## Records to process
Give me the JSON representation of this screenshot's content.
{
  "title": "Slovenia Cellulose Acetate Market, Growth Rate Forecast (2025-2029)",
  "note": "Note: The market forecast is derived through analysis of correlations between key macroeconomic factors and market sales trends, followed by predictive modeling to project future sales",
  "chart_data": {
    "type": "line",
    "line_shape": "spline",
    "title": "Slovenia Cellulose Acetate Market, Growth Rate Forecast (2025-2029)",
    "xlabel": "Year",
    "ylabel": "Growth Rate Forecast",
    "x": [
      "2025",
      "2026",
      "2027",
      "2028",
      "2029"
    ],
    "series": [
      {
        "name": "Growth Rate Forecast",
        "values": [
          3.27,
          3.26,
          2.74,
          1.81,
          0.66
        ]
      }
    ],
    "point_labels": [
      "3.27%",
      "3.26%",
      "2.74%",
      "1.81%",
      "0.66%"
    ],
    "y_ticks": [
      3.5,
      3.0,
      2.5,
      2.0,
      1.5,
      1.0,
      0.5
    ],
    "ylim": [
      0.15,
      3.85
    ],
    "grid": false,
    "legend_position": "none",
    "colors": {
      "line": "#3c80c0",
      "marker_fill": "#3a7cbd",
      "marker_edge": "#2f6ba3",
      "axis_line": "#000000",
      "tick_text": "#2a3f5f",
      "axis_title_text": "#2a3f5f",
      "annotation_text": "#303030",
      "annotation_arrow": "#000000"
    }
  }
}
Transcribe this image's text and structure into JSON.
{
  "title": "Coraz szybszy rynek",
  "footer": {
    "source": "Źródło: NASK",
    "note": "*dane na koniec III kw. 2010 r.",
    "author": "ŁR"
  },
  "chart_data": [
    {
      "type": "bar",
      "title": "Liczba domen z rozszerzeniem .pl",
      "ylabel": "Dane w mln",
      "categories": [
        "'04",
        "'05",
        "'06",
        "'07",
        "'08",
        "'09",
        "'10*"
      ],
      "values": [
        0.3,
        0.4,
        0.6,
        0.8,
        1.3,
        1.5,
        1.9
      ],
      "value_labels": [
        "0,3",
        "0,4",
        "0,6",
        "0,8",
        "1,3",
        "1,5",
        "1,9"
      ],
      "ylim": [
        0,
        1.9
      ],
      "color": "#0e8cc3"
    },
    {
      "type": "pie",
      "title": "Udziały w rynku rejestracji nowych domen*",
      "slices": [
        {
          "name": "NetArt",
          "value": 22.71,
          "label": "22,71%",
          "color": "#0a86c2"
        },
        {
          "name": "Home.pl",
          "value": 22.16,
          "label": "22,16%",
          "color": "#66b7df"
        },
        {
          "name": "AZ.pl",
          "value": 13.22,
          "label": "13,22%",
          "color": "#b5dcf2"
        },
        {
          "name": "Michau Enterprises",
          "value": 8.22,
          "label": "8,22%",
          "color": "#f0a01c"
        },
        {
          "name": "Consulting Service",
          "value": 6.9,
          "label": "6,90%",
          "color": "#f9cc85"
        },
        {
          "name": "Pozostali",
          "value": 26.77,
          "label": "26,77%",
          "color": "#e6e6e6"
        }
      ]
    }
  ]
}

## Your goal
Print back all the lines verbatim.

## Task response
Give me the JSON representation of this screenshot's content.
{
  "title": "Slovenia Cellulose Acetate Market, Growth Rate Forecast (2025-2029)",
  "note": "Note: The market forecast is derived through analysis of correlations between key macroeconomic factors and market sales trends, followed by predictive modeling to project future sales",
  "chart_data": {
    "type": "line",
    "line_shape": "spline",
    "title": "Slovenia Cellulose Acetate Market, Growth Rate Forecast (2025-2029)",
    "xlabel": "Year",
    "ylabel": "Growth Rate Forecast",
    "x": [
      "2025",
      "2026",
      "2027",
      "2028",
      "2029"
    ],
    "series": [
      {
        "name": "Growth Rate Forecast",
        "values": [
          3.27,
          3.26,
          2.74,
          1.81,
          0.66
        ]
      }
    ],
    "point_labels": [
      "3.27%",
      "3.26%",
      "2.74%",
      "1.81%",
      "0.66%"
    ],
    "y_ticks": [
      3.5,
      3.0,
      2.5,
      2.0,
      1.5,
      1.0,
      0.5
    ],
    "ylim": [
      0.15,
      3.85
    ],
    "grid": false,
    "legend_position": "none",
    "colors": {
      "line": "#3c80c0",
      "marker_fill": "#3a7cbd",
      "marker_edge": "#2f6ba3",
      "axis_line": "#000000",
      "tick_text": "#2a3f5f",
      "axis_title_text": "#2a3f5f",
      "annotation_text": "#303030",
      "annotation_arrow": "#000000"
    }
  }
}
Transcribe this image's text and structure into JSON.
{
  "title": "Coraz szybszy rynek",
  "footer": {
    "source": "Źródło: NASK",
    "note": "*dane na koniec III kw. 2010 r.",
    "author": "ŁR"
  },
  "chart_data": [
    {
      "type": "bar",
      "title": "Liczba domen z rozszerzeniem .pl",
      "ylabel": "Dane w mln",
      "categories": [
        "'04",
        "'05",
        "'06",
        "'07",
        "'08",
        "'09",
        "'10*"
      ],
      "values": [
        0.3,
        0.4,
        0.6,
        0.8,
        1.3,
        1.5,
        1.9
      ],
      "value_labels": [
        "0,3",
        "0,4",
        "0,6",
        "0,8",
        "1,3",
        "1,5",
        "1,9"
      ],
      "ylim": [
        0,
        1.9
      ],
      "color": "#0e8cc3"
    },
    {
      "type": "pie",
      "title": "Udziały w rynku rejestracji nowych domen*",
      "slices": [
        {
          "name": "NetArt",
          "value": 22.71,
          "label": "22,71%",
          "color": "#0a86c2"
        },
        {
          "name": "Home.pl",
          "value": 22.16,
          "label": "22,16%",
          "color": "#66b7df"
        },
        {
          "name": "AZ.pl",
          "value": 13.22,
          "label": "13,22%",
          "color": "#b5dcf2"
        },
        {
          "name": "Michau Enterprises",
          "value": 8.22,
          "label": "8,22%",
          "color": "#f0a01c"
        },
        {
          "name": "Consulting Service",
          "value": 6.9,
          "label": "6,90%",
          "color": "#f9cc85"
        },
        {
          "name": "Pozostali",
          "value": 26.77,
          "label": "26,77%",
          "color": "#e6e6e6"
        }
      ]
    }
  ]
}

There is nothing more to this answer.